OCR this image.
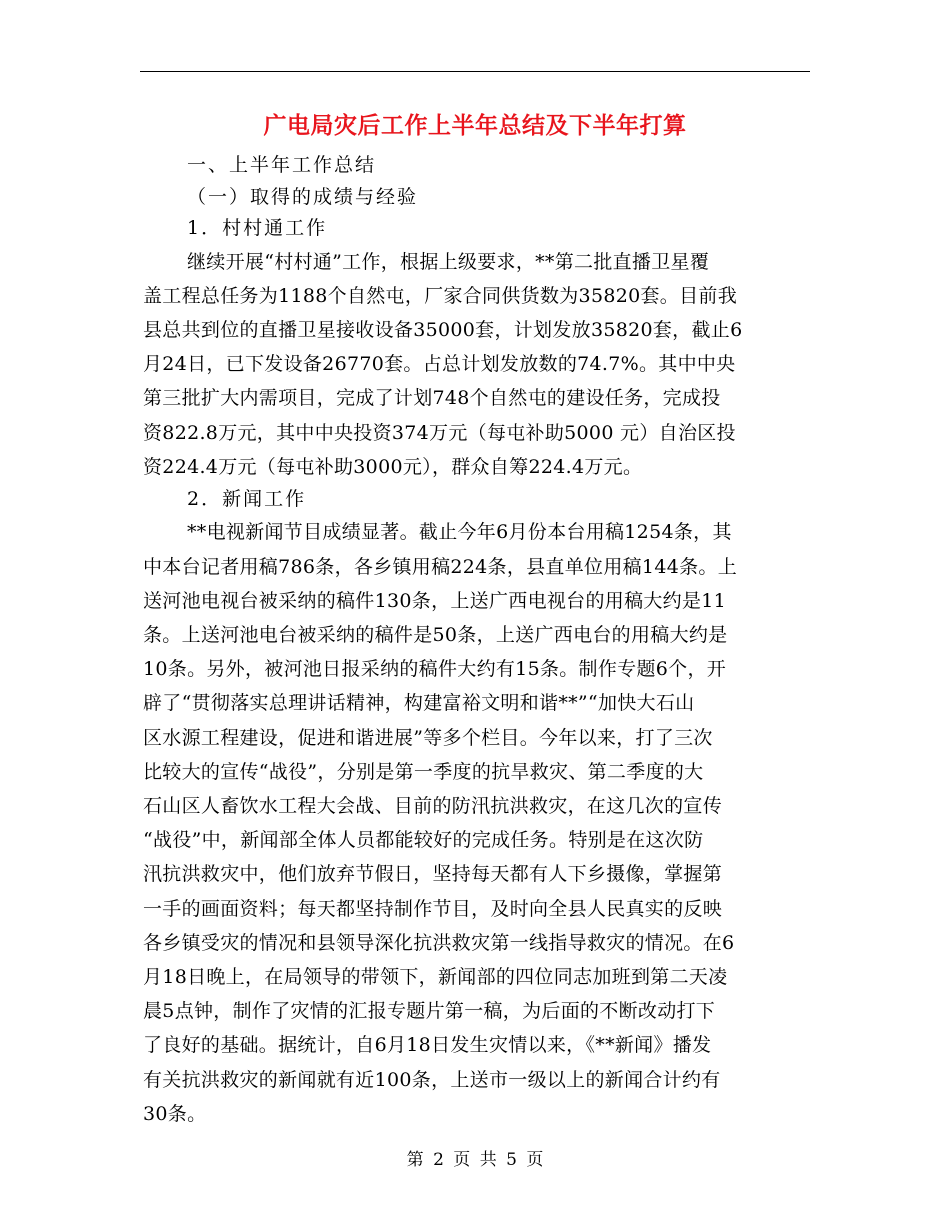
广电局灾后工作上半年总结及下半年打算

一、上半年工作总结

（一）取得的成绩与经验

1．村村通工作

继续开展“村村通”工作，根据上级要求，**第二批直播卫星覆
盖工程总任务为1188个自然屯，厂家合同供货数为35820套。目前我
县总共到位的直播卫星接收设备35000套，计划发放35820套，截止6
月24日，已下发设备26770套。占总计划发放数的74.7%。其中中央
第三批扩大内需项目，完成了计划748个自然屯的建设任务，完成投
资822.8万元，其中中央投资374万元（每屯补助5000 元）自治区投
资224.4万元（每屯补助3000元），群众自筹224.4万元。

2．新闻工作

**电视新闻节目成绩显著。截止今年6月份本台用稿1254条，其
中本台记者用稿786条，各乡镇用稿224条，县直单位用稿144条。上
送河池电视台被采纳的稿件130条，上送广西电视台的用稿大约是11
条。上送河池电台被采纳的稿件是50条，上送广西电台的用稿大约是
10条。另外，被河池日报采纳的稿件大约有15条。制作专题6个，开
辟了“贯彻落实总理讲话精神，构建富裕文明和谐**”“加快大石山
区水源工程建设，促进和谐进展”等多个栏目。今年以来，打了三次
比较大的宣传“战役”，分别是第一季度的抗旱救灾、第二季度的大
石山区人畜饮水工程大会战、目前的防汛抗洪救灾，在这几次的宣传
“战役”中，新闻部全体人员都能较好的完成任务。特别是在这次防
汛抗洪救灾中，他们放弃节假日，坚持每天都有人下乡摄像，掌握第
一手的画面资料；每天都坚持制作节目，及时向全县人民真实的反映
各乡镇受灾的情况和县领导深化抗洪救灾第一线指导救灾的情况。在6
月18日晚上，在局领导的带领下，新闻部的四位同志加班到第二天凌
晨5点钟，制作了灾情的汇报专题片第一稿，为后面的不断改动打下
了良好的基础。据统计，自6月18日发生灾情以来，《**新闻》播发
有关抗洪救灾的新闻就有近100条，上送市一级以上的新闻合计约有
30条。

第 2 页 共 5 页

Aim of the exercise
Leave out the pictures and output the rest of the material exactly as written.

Output of the task
OCR this image.
广电局灾后工作上半年总结及下半年打算

一、上半年工作总结

（一）取得的成绩与经验

1．村村通工作

继续开展“村村通”工作，根据上级要求，**第二批直播卫星覆
盖工程总任务为1188个自然屯，厂家合同供货数为35820套。目前我
县总共到位的直播卫星接收设备35000套，计划发放35820套，截止6
月24日，已下发设备26770套。占总计划发放数的74.7%。其中中央
第三批扩大内需项目，完成了计划748个自然屯的建设任务，完成投
资822.8万元，其中中央投资374万元（每屯补助5000 元）自治区投
资224.4万元（每屯补助3000元），群众自筹224.4万元。

2．新闻工作

**电视新闻节目成绩显著。截止今年6月份本台用稿1254条，其
中本台记者用稿786条，各乡镇用稿224条，县直单位用稿144条。上
送河池电视台被采纳的稿件130条，上送广西电视台的用稿大约是11
条。上送河池电台被采纳的稿件是50条，上送广西电台的用稿大约是
10条。另外，被河池日报采纳的稿件大约有15条。制作专题6个，开
辟了“贯彻落实总理讲话精神，构建富裕文明和谐**”“加快大石山
区水源工程建设，促进和谐进展”等多个栏目。今年以来，打了三次
比较大的宣传“战役”，分别是第一季度的抗旱救灾、第二季度的大
石山区人畜饮水工程大会战、目前的防汛抗洪救灾，在这几次的宣传
“战役”中，新闻部全体人员都能较好的完成任务。特别是在这次防
汛抗洪救灾中，他们放弃节假日，坚持每天都有人下乡摄像，掌握第
一手的画面资料；每天都坚持制作节目，及时向全县人民真实的反映
各乡镇受灾的情况和县领导深化抗洪救灾第一线指导救灾的情况。在6
月18日晚上，在局领导的带领下，新闻部的四位同志加班到第二天凌
晨5点钟，制作了灾情的汇报专题片第一稿，为后面的不断改动打下
了良好的基础。据统计，自6月18日发生灾情以来，《**新闻》播发
有关抗洪救灾的新闻就有近100条，上送市一级以上的新闻合计约有
30条。

第 2 页 共 5 页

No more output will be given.